▶ [DIRECTIONS FOR THIS TASK]: Will you transcribe all the entries word for word, skipping the pictures they hold?

— Start —

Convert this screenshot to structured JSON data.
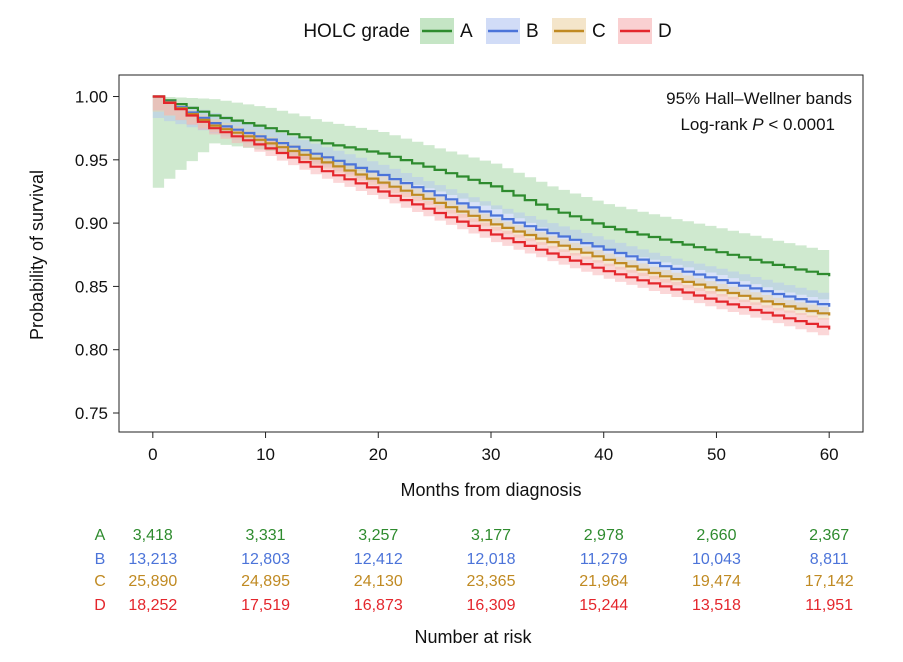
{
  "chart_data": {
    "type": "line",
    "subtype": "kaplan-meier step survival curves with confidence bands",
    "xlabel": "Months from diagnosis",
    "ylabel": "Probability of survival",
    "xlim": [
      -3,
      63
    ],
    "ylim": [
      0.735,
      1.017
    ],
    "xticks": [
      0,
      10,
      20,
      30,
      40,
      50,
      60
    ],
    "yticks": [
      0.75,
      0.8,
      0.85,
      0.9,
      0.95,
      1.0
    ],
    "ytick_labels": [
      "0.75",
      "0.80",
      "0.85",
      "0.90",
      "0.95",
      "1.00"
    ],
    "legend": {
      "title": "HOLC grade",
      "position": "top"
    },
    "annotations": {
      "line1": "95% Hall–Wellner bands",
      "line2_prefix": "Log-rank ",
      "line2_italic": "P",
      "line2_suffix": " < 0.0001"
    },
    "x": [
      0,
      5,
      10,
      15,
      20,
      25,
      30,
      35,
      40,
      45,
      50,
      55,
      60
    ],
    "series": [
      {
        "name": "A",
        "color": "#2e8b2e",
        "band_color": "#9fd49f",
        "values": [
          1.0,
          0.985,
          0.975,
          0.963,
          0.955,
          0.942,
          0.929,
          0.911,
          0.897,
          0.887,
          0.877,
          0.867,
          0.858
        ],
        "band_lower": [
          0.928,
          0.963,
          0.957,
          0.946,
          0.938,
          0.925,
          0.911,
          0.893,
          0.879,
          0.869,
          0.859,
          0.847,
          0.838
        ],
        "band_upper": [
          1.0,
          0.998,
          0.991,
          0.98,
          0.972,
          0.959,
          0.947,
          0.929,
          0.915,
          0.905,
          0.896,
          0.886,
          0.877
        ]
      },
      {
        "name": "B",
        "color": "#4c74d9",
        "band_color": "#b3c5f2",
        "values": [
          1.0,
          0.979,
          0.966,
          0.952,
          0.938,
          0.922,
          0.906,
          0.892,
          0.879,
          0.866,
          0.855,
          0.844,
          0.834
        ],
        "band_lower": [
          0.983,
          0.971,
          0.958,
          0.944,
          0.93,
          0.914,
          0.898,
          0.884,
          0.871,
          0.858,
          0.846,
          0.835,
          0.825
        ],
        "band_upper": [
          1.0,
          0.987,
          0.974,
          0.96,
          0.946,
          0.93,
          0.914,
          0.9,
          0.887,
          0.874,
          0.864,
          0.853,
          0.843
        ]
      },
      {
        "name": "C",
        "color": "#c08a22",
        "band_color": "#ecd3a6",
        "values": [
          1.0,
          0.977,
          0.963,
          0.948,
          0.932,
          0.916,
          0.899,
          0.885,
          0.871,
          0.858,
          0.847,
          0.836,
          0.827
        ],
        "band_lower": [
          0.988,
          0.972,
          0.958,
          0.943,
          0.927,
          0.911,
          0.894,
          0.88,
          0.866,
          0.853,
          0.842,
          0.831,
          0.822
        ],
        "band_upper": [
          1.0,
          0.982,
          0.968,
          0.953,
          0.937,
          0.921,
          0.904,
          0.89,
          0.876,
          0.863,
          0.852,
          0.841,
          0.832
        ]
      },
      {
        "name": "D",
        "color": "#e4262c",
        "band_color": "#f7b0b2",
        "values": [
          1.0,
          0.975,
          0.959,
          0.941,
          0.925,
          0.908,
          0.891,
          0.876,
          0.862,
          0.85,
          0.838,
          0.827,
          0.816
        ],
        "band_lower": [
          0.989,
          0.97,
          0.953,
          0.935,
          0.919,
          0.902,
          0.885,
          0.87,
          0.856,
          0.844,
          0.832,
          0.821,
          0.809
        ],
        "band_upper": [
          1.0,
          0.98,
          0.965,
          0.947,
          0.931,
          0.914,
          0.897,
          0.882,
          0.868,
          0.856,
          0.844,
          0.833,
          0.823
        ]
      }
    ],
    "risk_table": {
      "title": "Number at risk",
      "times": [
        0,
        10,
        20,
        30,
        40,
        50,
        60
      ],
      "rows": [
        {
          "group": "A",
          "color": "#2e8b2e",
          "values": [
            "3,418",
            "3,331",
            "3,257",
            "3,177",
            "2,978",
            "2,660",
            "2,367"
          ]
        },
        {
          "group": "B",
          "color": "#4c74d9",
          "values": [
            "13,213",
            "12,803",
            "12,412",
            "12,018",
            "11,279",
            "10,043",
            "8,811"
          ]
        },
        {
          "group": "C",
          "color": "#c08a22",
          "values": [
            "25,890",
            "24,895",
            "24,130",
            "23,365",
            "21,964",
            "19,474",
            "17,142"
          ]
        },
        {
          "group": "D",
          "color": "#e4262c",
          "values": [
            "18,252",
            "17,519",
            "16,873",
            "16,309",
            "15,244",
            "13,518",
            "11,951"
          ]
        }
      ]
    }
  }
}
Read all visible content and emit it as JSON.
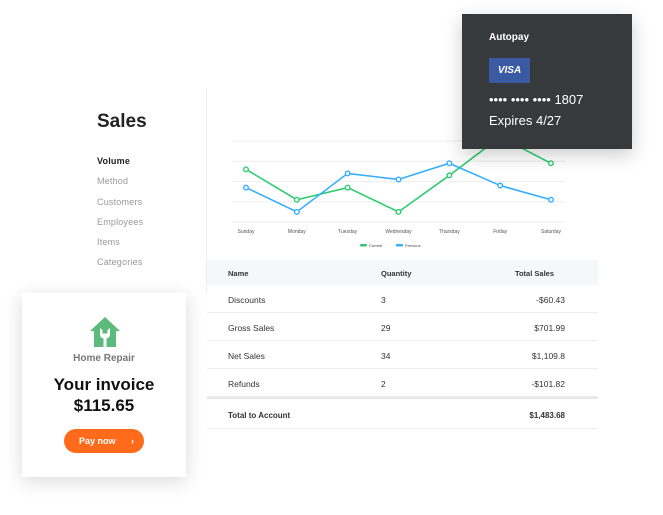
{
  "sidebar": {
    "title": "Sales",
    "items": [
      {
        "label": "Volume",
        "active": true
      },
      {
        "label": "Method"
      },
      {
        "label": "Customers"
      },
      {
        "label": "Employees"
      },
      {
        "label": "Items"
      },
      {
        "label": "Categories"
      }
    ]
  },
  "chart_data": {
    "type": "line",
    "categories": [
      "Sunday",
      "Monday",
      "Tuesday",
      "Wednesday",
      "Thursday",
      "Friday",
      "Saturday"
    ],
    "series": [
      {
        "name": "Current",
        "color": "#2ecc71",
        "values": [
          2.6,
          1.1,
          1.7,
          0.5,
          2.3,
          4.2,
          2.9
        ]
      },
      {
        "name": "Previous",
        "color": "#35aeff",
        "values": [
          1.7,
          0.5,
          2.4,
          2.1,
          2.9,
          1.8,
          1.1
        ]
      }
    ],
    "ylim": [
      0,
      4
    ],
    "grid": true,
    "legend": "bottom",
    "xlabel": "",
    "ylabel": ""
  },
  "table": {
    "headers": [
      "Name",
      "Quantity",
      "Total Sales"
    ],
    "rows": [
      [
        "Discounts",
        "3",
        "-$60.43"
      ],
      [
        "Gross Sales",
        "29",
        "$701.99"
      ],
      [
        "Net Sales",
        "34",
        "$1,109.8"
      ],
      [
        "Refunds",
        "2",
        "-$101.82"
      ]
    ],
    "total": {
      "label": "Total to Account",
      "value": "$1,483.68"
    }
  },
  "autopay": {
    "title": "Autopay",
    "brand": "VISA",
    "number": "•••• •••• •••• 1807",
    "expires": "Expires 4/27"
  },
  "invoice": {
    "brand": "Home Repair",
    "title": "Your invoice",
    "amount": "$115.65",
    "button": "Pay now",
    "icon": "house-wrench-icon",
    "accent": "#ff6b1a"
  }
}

— End —

▶ [EXPECTED ANSWER]:
Convert this screenshot to structured JSON data.
{
  "chart_data": {
    "type": "line",
    "subtype": "kaplan-meier step survival curves with confidence bands",
    "xlabel": "Months from diagnosis",
    "ylabel": "Probability of survival",
    "xlim": [
      -3,
      63
    ],
    "ylim": [
      0.735,
      1.017
    ],
    "xticks": [
      0,
      10,
      20,
      30,
      40,
      50,
      60
    ],
    "yticks": [
      0.75,
      0.8,
      0.85,
      0.9,
      0.95,
      1.0
    ],
    "ytick_labels": [
      "0.75",
      "0.80",
      "0.85",
      "0.90",
      "0.95",
      "1.00"
    ],
    "legend": {
      "title": "HOLC grade",
      "position": "top"
    },
    "annotations": {
      "line1": "95% Hall–Wellner bands",
      "line2_prefix": "Log-rank ",
      "line2_italic": "P",
      "line2_suffix": " < 0.0001"
    },
    "x": [
      0,
      5,
      10,
      15,
      20,
      25,
      30,
      35,
      40,
      45,
      50,
      55,
      60
    ],
    "series": [
      {
        "name": "A",
        "color": "#2e8b2e",
        "band_color": "#9fd49f",
        "values": [
          1.0,
          0.985,
          0.975,
          0.963,
          0.955,
          0.942,
          0.929,
          0.911,
          0.897,
          0.887,
          0.877,
          0.867,
          0.858
        ],
        "band_lower": [
          0.928,
          0.963,
          0.957,
          0.946,
          0.938,
          0.925,
          0.911,
          0.893,
          0.879,
          0.869,
          0.859,
          0.847,
          0.838
        ],
        "band_upper": [
          1.0,
          0.998,
          0.991,
          0.98,
          0.972,
          0.959,
          0.947,
          0.929,
          0.915,
          0.905,
          0.896,
          0.886,
          0.877
        ]
      },
      {
        "name": "B",
        "color": "#4c74d9",
        "band_color": "#b3c5f2",
        "values": [
          1.0,
          0.979,
          0.966,
          0.952,
          0.938,
          0.922,
          0.906,
          0.892,
          0.879,
          0.866,
          0.855,
          0.844,
          0.834
        ],
        "band_lower": [
          0.983,
          0.971,
          0.958,
          0.944,
          0.93,
          0.914,
          0.898,
          0.884,
          0.871,
          0.858,
          0.846,
          0.835,
          0.825
        ],
        "band_upper": [
          1.0,
          0.987,
          0.974,
          0.96,
          0.946,
          0.93,
          0.914,
          0.9,
          0.887,
          0.874,
          0.864,
          0.853,
          0.843
        ]
      },
      {
        "name": "C",
        "color": "#c08a22",
        "band_color": "#ecd3a6",
        "values": [
          1.0,
          0.977,
          0.963,
          0.948,
          0.932,
          0.916,
          0.899,
          0.885,
          0.871,
          0.858,
          0.847,
          0.836,
          0.827
        ],
        "band_lower": [
          0.988,
          0.972,
          0.958,
          0.943,
          0.927,
          0.911,
          0.894,
          0.88,
          0.866,
          0.853,
          0.842,
          0.831,
          0.822
        ],
        "band_upper": [
          1.0,
          0.982,
          0.968,
          0.953,
          0.937,
          0.921,
          0.904,
          0.89,
          0.876,
          0.863,
          0.852,
          0.841,
          0.832
        ]
      },
      {
        "name": "D",
        "color": "#e4262c",
        "band_color": "#f7b0b2",
        "values": [
          1.0,
          0.975,
          0.959,
          0.941,
          0.925,
          0.908,
          0.891,
          0.876,
          0.862,
          0.85,
          0.838,
          0.827,
          0.816
        ],
        "band_lower": [
          0.989,
          0.97,
          0.953,
          0.935,
          0.919,
          0.902,
          0.885,
          0.87,
          0.856,
          0.844,
          0.832,
          0.821,
          0.809
        ],
        "band_upper": [
          1.0,
          0.98,
          0.965,
          0.947,
          0.931,
          0.914,
          0.897,
          0.882,
          0.868,
          0.856,
          0.844,
          0.833,
          0.823
        ]
      }
    ],
    "risk_table": {
      "title": "Number at risk",
      "times": [
        0,
        10,
        20,
        30,
        40,
        50,
        60
      ],
      "rows": [
        {
          "group": "A",
          "color": "#2e8b2e",
          "values": [
            "3,418",
            "3,331",
            "3,257",
            "3,177",
            "2,978",
            "2,660",
            "2,367"
          ]
        },
        {
          "group": "B",
          "color": "#4c74d9",
          "values": [
            "13,213",
            "12,803",
            "12,412",
            "12,018",
            "11,279",
            "10,043",
            "8,811"
          ]
        },
        {
          "group": "C",
          "color": "#c08a22",
          "values": [
            "25,890",
            "24,895",
            "24,130",
            "23,365",
            "21,964",
            "19,474",
            "17,142"
          ]
        },
        {
          "group": "D",
          "color": "#e4262c",
          "values": [
            "18,252",
            "17,519",
            "16,873",
            "16,309",
            "15,244",
            "13,518",
            "11,951"
          ]
        }
      ]
    }
  }
}
Read all visible content and emit it as JSON.
{
  "sidebar": {
    "title": "Sales",
    "items": [
      {
        "label": "Volume",
        "active": true
      },
      {
        "label": "Method"
      },
      {
        "label": "Customers"
      },
      {
        "label": "Employees"
      },
      {
        "label": "Items"
      },
      {
        "label": "Categories"
      }
    ]
  },
  "chart_data": {
    "type": "line",
    "categories": [
      "Sunday",
      "Monday",
      "Tuesday",
      "Wednesday",
      "Thursday",
      "Friday",
      "Saturday"
    ],
    "series": [
      {
        "name": "Current",
        "color": "#2ecc71",
        "values": [
          2.6,
          1.1,
          1.7,
          0.5,
          2.3,
          4.2,
          2.9
        ]
      },
      {
        "name": "Previous",
        "color": "#35aeff",
        "values": [
          1.7,
          0.5,
          2.4,
          2.1,
          2.9,
          1.8,
          1.1
        ]
      }
    ],
    "ylim": [
      0,
      4
    ],
    "grid": true,
    "legend": "bottom",
    "xlabel": "",
    "ylabel": ""
  },
  "table": {
    "headers": [
      "Name",
      "Quantity",
      "Total Sales"
    ],
    "rows": [
      [
        "Discounts",
        "3",
        "-$60.43"
      ],
      [
        "Gross Sales",
        "29",
        "$701.99"
      ],
      [
        "Net Sales",
        "34",
        "$1,109.8"
      ],
      [
        "Refunds",
        "2",
        "-$101.82"
      ]
    ],
    "total": {
      "label": "Total to Account",
      "value": "$1,483.68"
    }
  },
  "autopay": {
    "title": "Autopay",
    "brand": "VISA",
    "number": "•••• •••• •••• 1807",
    "expires": "Expires 4/27"
  },
  "invoice": {
    "brand": "Home Repair",
    "title": "Your invoice",
    "amount": "$115.65",
    "button": "Pay now",
    "icon": "house-wrench-icon",
    "accent": "#ff6b1a"
  }
}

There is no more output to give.